start Data provided
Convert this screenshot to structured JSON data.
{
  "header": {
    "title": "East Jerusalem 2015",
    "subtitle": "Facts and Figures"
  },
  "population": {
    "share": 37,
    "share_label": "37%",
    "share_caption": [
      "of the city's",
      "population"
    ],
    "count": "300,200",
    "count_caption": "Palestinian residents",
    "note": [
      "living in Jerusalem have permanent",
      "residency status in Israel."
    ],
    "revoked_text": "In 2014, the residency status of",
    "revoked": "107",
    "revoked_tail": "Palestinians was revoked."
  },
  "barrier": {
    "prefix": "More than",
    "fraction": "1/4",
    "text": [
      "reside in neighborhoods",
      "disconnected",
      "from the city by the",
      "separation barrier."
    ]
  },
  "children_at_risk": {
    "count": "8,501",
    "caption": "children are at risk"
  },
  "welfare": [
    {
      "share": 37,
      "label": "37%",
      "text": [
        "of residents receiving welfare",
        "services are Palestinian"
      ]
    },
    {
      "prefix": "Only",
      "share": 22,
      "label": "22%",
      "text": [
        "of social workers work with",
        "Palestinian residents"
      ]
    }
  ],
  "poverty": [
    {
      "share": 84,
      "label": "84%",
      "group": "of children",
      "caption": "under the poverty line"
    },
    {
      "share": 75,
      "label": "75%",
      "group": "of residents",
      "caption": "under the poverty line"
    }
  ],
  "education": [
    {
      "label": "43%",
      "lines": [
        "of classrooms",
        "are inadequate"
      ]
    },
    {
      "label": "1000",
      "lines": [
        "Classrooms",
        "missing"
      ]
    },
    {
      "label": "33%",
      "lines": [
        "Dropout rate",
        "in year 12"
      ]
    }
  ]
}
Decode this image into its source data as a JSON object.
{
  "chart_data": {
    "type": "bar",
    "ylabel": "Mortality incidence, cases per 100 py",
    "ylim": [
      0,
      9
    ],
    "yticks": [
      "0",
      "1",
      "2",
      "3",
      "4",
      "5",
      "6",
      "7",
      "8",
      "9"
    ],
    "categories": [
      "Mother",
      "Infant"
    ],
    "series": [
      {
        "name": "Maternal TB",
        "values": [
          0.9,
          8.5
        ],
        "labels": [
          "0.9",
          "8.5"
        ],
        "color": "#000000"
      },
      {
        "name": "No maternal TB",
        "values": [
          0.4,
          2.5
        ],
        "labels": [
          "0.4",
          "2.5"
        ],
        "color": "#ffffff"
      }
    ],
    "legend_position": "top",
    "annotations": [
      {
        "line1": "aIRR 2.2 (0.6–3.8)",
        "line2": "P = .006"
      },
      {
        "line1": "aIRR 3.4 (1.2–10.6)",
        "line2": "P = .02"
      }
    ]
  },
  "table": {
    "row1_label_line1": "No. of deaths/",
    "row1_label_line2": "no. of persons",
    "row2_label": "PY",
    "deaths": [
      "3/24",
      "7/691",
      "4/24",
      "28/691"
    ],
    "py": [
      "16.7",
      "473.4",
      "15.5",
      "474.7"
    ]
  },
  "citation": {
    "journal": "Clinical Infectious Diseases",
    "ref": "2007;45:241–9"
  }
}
end Data provided
→ Stated goal: Write out the full listing exactly as given.

→ Exercise output:
Convert this screenshot to structured JSON data.
{
  "header": {
    "title": "East Jerusalem 2015",
    "subtitle": "Facts and Figures"
  },
  "population": {
    "share": 37,
    "share_label": "37%",
    "share_caption": [
      "of the city's",
      "population"
    ],
    "count": "300,200",
    "count_caption": "Palestinian residents",
    "note": [
      "living in Jerusalem have permanent",
      "residency status in Israel."
    ],
    "revoked_text": "In 2014, the residency status of",
    "revoked": "107",
    "revoked_tail": "Palestinians was revoked."
  },
  "barrier": {
    "prefix": "More than",
    "fraction": "1/4",
    "text": [
      "reside in neighborhoods",
      "disconnected",
      "from the city by the",
      "separation barrier."
    ]
  },
  "children_at_risk": {
    "count": "8,501",
    "caption": "children are at risk"
  },
  "welfare": [
    {
      "share": 37,
      "label": "37%",
      "text": [
        "of residents receiving welfare",
        "services are Palestinian"
      ]
    },
    {
      "prefix": "Only",
      "share": 22,
      "label": "22%",
      "text": [
        "of social workers work with",
        "Palestinian residents"
      ]
    }
  ],
  "poverty": [
    {
      "share": 84,
      "label": "84%",
      "group": "of children",
      "caption": "under the poverty line"
    },
    {
      "share": 75,
      "label": "75%",
      "group": "of residents",
      "caption": "under the poverty line"
    }
  ],
  "education": [
    {
      "label": "43%",
      "lines": [
        "of classrooms",
        "are inadequate"
      ]
    },
    {
      "label": "1000",
      "lines": [
        "Classrooms",
        "missing"
      ]
    },
    {
      "label": "33%",
      "lines": [
        "Dropout rate",
        "in year 12"
      ]
    }
  ]
}
Decode this image into its source data as a JSON object.
{
  "chart_data": {
    "type": "bar",
    "ylabel": "Mortality incidence, cases per 100 py",
    "ylim": [
      0,
      9
    ],
    "yticks": [
      "0",
      "1",
      "2",
      "3",
      "4",
      "5",
      "6",
      "7",
      "8",
      "9"
    ],
    "categories": [
      "Mother",
      "Infant"
    ],
    "series": [
      {
        "name": "Maternal TB",
        "values": [
          0.9,
          8.5
        ],
        "labels": [
          "0.9",
          "8.5"
        ],
        "color": "#000000"
      },
      {
        "name": "No maternal TB",
        "values": [
          0.4,
          2.5
        ],
        "labels": [
          "0.4",
          "2.5"
        ],
        "color": "#ffffff"
      }
    ],
    "legend_position": "top",
    "annotations": [
      {
        "line1": "aIRR 2.2 (0.6–3.8)",
        "line2": "P = .006"
      },
      {
        "line1": "aIRR 3.4 (1.2–10.6)",
        "line2": "P = .02"
      }
    ]
  },
  "table": {
    "row1_label_line1": "No. of deaths/",
    "row1_label_line2": "no. of persons",
    "row2_label": "PY",
    "deaths": [
      "3/24",
      "7/691",
      "4/24",
      "28/691"
    ],
    "py": [
      "16.7",
      "473.4",
      "15.5",
      "474.7"
    ]
  },
  "citation": {
    "journal": "Clinical Infectious Diseases",
    "ref": "2007;45:241–9"
  }
}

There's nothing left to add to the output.